» Records to process:
--- Start ---

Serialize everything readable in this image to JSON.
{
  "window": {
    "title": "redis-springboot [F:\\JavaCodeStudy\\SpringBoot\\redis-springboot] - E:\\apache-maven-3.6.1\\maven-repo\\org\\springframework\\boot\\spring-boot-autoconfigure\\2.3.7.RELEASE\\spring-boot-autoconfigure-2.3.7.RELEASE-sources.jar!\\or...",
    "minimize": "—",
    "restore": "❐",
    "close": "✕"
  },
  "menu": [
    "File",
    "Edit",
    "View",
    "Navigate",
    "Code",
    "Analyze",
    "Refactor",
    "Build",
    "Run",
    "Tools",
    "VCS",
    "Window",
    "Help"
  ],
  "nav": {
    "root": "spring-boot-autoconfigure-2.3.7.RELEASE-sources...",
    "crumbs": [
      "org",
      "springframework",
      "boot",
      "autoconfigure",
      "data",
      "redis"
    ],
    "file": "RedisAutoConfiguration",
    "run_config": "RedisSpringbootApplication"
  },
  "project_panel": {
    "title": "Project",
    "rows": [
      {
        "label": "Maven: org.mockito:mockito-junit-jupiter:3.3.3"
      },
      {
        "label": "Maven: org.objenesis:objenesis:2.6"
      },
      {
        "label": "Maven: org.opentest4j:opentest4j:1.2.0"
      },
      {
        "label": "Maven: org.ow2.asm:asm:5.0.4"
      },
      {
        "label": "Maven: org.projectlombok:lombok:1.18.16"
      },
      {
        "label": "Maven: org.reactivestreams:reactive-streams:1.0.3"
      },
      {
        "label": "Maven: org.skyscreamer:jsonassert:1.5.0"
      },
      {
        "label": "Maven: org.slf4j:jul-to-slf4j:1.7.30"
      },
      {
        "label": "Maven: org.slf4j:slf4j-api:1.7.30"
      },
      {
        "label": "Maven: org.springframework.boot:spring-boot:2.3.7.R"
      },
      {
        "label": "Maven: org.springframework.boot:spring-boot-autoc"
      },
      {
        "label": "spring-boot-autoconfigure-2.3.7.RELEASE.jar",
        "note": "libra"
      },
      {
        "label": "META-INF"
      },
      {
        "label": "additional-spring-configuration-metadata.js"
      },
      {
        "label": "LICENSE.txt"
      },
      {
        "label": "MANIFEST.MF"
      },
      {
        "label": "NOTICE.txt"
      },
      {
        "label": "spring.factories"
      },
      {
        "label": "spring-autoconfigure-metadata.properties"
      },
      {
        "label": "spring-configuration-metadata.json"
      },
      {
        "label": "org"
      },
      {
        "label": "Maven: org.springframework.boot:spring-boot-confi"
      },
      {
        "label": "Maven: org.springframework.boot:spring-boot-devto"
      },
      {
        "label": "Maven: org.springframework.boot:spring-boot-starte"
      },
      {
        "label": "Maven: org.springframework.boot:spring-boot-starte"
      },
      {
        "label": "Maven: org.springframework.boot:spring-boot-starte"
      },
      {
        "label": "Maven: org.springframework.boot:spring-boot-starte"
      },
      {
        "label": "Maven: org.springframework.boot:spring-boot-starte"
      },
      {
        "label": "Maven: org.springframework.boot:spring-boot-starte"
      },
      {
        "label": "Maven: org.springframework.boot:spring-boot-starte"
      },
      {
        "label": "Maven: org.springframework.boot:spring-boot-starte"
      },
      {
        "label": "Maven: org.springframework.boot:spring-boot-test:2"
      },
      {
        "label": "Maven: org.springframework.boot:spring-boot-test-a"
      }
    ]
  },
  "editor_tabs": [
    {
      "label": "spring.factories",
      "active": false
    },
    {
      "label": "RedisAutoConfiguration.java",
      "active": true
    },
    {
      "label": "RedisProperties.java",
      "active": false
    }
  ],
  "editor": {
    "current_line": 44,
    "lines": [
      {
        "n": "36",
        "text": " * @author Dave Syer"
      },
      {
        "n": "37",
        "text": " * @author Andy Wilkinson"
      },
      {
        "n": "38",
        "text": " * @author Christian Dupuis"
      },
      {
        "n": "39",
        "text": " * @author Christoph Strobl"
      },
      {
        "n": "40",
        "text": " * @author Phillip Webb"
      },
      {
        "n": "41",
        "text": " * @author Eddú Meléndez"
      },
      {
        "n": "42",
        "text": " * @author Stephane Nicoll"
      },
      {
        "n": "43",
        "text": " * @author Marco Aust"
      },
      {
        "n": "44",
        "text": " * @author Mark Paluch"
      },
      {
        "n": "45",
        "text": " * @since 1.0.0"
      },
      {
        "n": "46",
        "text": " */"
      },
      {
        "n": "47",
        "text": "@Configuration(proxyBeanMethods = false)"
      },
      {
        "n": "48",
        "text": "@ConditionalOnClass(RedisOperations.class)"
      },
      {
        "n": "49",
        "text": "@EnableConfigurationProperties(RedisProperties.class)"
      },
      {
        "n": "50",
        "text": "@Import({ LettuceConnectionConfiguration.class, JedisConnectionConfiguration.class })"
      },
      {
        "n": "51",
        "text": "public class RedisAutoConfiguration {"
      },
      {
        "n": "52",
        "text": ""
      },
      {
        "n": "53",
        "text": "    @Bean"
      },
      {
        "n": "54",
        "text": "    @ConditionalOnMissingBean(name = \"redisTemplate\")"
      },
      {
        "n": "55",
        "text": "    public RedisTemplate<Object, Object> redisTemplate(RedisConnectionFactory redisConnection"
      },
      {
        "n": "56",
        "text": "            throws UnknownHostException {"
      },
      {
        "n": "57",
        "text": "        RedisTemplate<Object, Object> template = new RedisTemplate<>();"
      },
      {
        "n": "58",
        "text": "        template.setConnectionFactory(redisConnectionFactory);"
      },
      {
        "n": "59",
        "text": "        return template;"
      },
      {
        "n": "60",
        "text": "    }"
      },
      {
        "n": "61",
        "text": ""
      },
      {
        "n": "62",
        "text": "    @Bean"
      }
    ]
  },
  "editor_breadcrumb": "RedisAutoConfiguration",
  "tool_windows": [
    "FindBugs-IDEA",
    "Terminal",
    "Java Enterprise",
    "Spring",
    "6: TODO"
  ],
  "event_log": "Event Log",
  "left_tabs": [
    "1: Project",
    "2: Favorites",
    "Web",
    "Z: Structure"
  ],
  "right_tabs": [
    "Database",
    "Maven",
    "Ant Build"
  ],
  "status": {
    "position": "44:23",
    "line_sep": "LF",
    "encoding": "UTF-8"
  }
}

--- End ---

» What to work on:
Repeat every record, exactly as written.

» Exercise solution:
Serialize everything readable in this image to JSON.
{
  "window": {
    "title": "redis-springboot [F:\\JavaCodeStudy\\SpringBoot\\redis-springboot] - E:\\apache-maven-3.6.1\\maven-repo\\org\\springframework\\boot\\spring-boot-autoconfigure\\2.3.7.RELEASE\\spring-boot-autoconfigure-2.3.7.RELEASE-sources.jar!\\or...",
    "minimize": "—",
    "restore": "❐",
    "close": "✕"
  },
  "menu": [
    "File",
    "Edit",
    "View",
    "Navigate",
    "Code",
    "Analyze",
    "Refactor",
    "Build",
    "Run",
    "Tools",
    "VCS",
    "Window",
    "Help"
  ],
  "nav": {
    "root": "spring-boot-autoconfigure-2.3.7.RELEASE-sources...",
    "crumbs": [
      "org",
      "springframework",
      "boot",
      "autoconfigure",
      "data",
      "redis"
    ],
    "file": "RedisAutoConfiguration",
    "run_config": "RedisSpringbootApplication"
  },
  "project_panel": {
    "title": "Project",
    "rows": [
      {
        "label": "Maven: org.mockito:mockito-junit-jupiter:3.3.3"
      },
      {
        "label": "Maven: org.objenesis:objenesis:2.6"
      },
      {
        "label": "Maven: org.opentest4j:opentest4j:1.2.0"
      },
      {
        "label": "Maven: org.ow2.asm:asm:5.0.4"
      },
      {
        "label": "Maven: org.projectlombok:lombok:1.18.16"
      },
      {
        "label": "Maven: org.reactivestreams:reactive-streams:1.0.3"
      },
      {
        "label": "Maven: org.skyscreamer:jsonassert:1.5.0"
      },
      {
        "label": "Maven: org.slf4j:jul-to-slf4j:1.7.30"
      },
      {
        "label": "Maven: org.slf4j:slf4j-api:1.7.30"
      },
      {
        "label": "Maven: org.springframework.boot:spring-boot:2.3.7.R"
      },
      {
        "label": "Maven: org.springframework.boot:spring-boot-autoc"
      },
      {
        "label": "spring-boot-autoconfigure-2.3.7.RELEASE.jar",
        "note": "libra"
      },
      {
        "label": "META-INF"
      },
      {
        "label": "additional-spring-configuration-metadata.js"
      },
      {
        "label": "LICENSE.txt"
      },
      {
        "label": "MANIFEST.MF"
      },
      {
        "label": "NOTICE.txt"
      },
      {
        "label": "spring.factories"
      },
      {
        "label": "spring-autoconfigure-metadata.properties"
      },
      {
        "label": "spring-configuration-metadata.json"
      },
      {
        "label": "org"
      },
      {
        "label": "Maven: org.springframework.boot:spring-boot-confi"
      },
      {
        "label": "Maven: org.springframework.boot:spring-boot-devto"
      },
      {
        "label": "Maven: org.springframework.boot:spring-boot-starte"
      },
      {
        "label": "Maven: org.springframework.boot:spring-boot-starte"
      },
      {
        "label": "Maven: org.springframework.boot:spring-boot-starte"
      },
      {
        "label": "Maven: org.springframework.boot:spring-boot-starte"
      },
      {
        "label": "Maven: org.springframework.boot:spring-boot-starte"
      },
      {
        "label": "Maven: org.springframework.boot:spring-boot-starte"
      },
      {
        "label": "Maven: org.springframework.boot:spring-boot-starte"
      },
      {
        "label": "Maven: org.springframework.boot:spring-boot-starte"
      },
      {
        "label": "Maven: org.springframework.boot:spring-boot-test:2"
      },
      {
        "label": "Maven: org.springframework.boot:spring-boot-test-a"
      }
    ]
  },
  "editor_tabs": [
    {
      "label": "spring.factories",
      "active": false
    },
    {
      "label": "RedisAutoConfiguration.java",
      "active": true
    },
    {
      "label": "RedisProperties.java",
      "active": false
    }
  ],
  "editor": {
    "current_line": 44,
    "lines": [
      {
        "n": "36",
        "text": " * @author Dave Syer"
      },
      {
        "n": "37",
        "text": " * @author Andy Wilkinson"
      },
      {
        "n": "38",
        "text": " * @author Christian Dupuis"
      },
      {
        "n": "39",
        "text": " * @author Christoph Strobl"
      },
      {
        "n": "40",
        "text": " * @author Phillip Webb"
      },
      {
        "n": "41",
        "text": " * @author Eddú Meléndez"
      },
      {
        "n": "42",
        "text": " * @author Stephane Nicoll"
      },
      {
        "n": "43",
        "text": " * @author Marco Aust"
      },
      {
        "n": "44",
        "text": " * @author Mark Paluch"
      },
      {
        "n": "45",
        "text": " * @since 1.0.0"
      },
      {
        "n": "46",
        "text": " */"
      },
      {
        "n": "47",
        "text": "@Configuration(proxyBeanMethods = false)"
      },
      {
        "n": "48",
        "text": "@ConditionalOnClass(RedisOperations.class)"
      },
      {
        "n": "49",
        "text": "@EnableConfigurationProperties(RedisProperties.class)"
      },
      {
        "n": "50",
        "text": "@Import({ LettuceConnectionConfiguration.class, JedisConnectionConfiguration.class })"
      },
      {
        "n": "51",
        "text": "public class RedisAutoConfiguration {"
      },
      {
        "n": "52",
        "text": ""
      },
      {
        "n": "53",
        "text": "    @Bean"
      },
      {
        "n": "54",
        "text": "    @ConditionalOnMissingBean(name = \"redisTemplate\")"
      },
      {
        "n": "55",
        "text": "    public RedisTemplate<Object, Object> redisTemplate(RedisConnectionFactory redisConnection"
      },
      {
        "n": "56",
        "text": "            throws UnknownHostException {"
      },
      {
        "n": "57",
        "text": "        RedisTemplate<Object, Object> template = new RedisTemplate<>();"
      },
      {
        "n": "58",
        "text": "        template.setConnectionFactory(redisConnectionFactory);"
      },
      {
        "n": "59",
        "text": "        return template;"
      },
      {
        "n": "60",
        "text": "    }"
      },
      {
        "n": "61",
        "text": ""
      },
      {
        "n": "62",
        "text": "    @Bean"
      }
    ]
  },
  "editor_breadcrumb": "RedisAutoConfiguration",
  "tool_windows": [
    "FindBugs-IDEA",
    "Terminal",
    "Java Enterprise",
    "Spring",
    "6: TODO"
  ],
  "event_log": "Event Log",
  "left_tabs": [
    "1: Project",
    "2: Favorites",
    "Web",
    "Z: Structure"
  ],
  "right_tabs": [
    "Database",
    "Maven",
    "Ant Build"
  ],
  "status": {
    "position": "44:23",
    "line_sep": "LF",
    "encoding": "UTF-8"
  }
}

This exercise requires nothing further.